Extension infrastructure

Since we installed Postgres from scratch, /usr/local/pgsql/bin/pg_config will supply all of the infrastructure we need.

The "infrastructure" is basically just PGXS: Postgres Makefile utilities.

It's convention-heavy. So in a new Makefile for this project we'll specify:

MODULES: Any C sources to build, without the .c file extension
EXTENSION: Extension metadata file, without the .control file extension
DATA: A SQL file that is executed when the extension is loaded, this time with the .sql extension

MODULES = pgtam
EXTENSION = pgtam
DATA = pgtam--0.0.1.sql

PG_CONFIG = /usr/local/pgsql/bin/pg_config
PGXS := $(shell $(PG_CONFIG) --pgxs)
include $(PGXS)

The final three lines set up the PGXS Makefile library based on the particular installed Postgres build we want to build the extension against and install the extension to.

PGXS gives us a few important targets like make distclean, make, and make install we'll use later on.

`pgtam.c`

A minimal C file that registers a function capable of serving as a table access method is:

#include "postgres.h"

**What you should do**
Reproduce the stretch of the Postgres extension excerpt from "It's convention-heavy. So" through "PGXS := $(shell $(PG_CONFIG) --pgxs)". The rows that follow come from a separate source.

**Collection entries**
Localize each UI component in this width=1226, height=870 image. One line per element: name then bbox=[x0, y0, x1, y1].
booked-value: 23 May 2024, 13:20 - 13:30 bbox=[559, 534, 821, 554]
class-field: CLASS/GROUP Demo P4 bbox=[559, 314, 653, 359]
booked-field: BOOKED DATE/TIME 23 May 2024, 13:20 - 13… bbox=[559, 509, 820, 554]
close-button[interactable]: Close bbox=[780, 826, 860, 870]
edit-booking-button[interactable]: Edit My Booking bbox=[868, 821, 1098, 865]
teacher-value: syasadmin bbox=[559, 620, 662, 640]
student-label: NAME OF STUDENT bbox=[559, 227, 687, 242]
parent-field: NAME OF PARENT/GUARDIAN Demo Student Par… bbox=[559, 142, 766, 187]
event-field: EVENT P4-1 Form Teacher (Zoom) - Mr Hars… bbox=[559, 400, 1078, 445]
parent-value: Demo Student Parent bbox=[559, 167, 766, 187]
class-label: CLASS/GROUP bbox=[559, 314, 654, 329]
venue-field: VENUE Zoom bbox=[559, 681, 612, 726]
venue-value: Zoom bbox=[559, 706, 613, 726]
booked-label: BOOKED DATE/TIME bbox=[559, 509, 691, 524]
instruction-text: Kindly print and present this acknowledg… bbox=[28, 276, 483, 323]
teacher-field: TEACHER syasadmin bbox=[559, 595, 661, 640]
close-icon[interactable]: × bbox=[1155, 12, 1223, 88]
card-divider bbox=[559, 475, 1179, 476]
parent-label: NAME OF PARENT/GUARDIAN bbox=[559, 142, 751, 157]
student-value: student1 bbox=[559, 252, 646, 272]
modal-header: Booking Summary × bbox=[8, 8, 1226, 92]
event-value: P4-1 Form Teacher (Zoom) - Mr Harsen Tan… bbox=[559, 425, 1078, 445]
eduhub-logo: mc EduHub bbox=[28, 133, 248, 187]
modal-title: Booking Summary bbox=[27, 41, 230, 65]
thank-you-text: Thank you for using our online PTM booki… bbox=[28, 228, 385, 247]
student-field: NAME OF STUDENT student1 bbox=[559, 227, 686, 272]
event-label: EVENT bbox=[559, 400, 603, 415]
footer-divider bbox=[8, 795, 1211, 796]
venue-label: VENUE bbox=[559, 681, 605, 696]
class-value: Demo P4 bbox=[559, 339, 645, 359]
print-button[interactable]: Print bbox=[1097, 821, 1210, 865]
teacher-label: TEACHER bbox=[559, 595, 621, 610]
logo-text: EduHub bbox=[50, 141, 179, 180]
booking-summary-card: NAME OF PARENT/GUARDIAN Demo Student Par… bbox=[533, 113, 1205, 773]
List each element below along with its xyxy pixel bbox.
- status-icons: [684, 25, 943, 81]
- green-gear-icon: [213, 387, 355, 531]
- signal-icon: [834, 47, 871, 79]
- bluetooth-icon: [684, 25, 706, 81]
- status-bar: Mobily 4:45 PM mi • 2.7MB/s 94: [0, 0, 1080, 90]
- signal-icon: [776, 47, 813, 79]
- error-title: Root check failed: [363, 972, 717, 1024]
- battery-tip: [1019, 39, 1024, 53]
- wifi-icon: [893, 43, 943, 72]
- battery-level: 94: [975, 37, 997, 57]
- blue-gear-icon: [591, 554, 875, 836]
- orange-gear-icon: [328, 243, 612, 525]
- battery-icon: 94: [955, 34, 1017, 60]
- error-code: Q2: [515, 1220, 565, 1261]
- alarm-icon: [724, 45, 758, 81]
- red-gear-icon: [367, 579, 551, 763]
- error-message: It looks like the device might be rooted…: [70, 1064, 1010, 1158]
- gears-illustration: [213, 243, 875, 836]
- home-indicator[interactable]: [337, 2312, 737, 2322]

**Response to the exercise**
It's convention-heavy. So in a new Makefile for this project we'll specify:

MODULES: Any C sources to build, without the .c file extension
EXTENSION: Extension metadata file, without the .control file extension
DATA: A SQL file that is executed when the extension is loaded, this time with the .sql extension

MODULES = pgtam
EXTENSION = pgtam
DATA = pgtam--0.0.1.sql

PG_CONFIG = /usr/local/pgsql/bin/pg_config
PGXS := $(shell $(PG_CONFIG) --pgxs)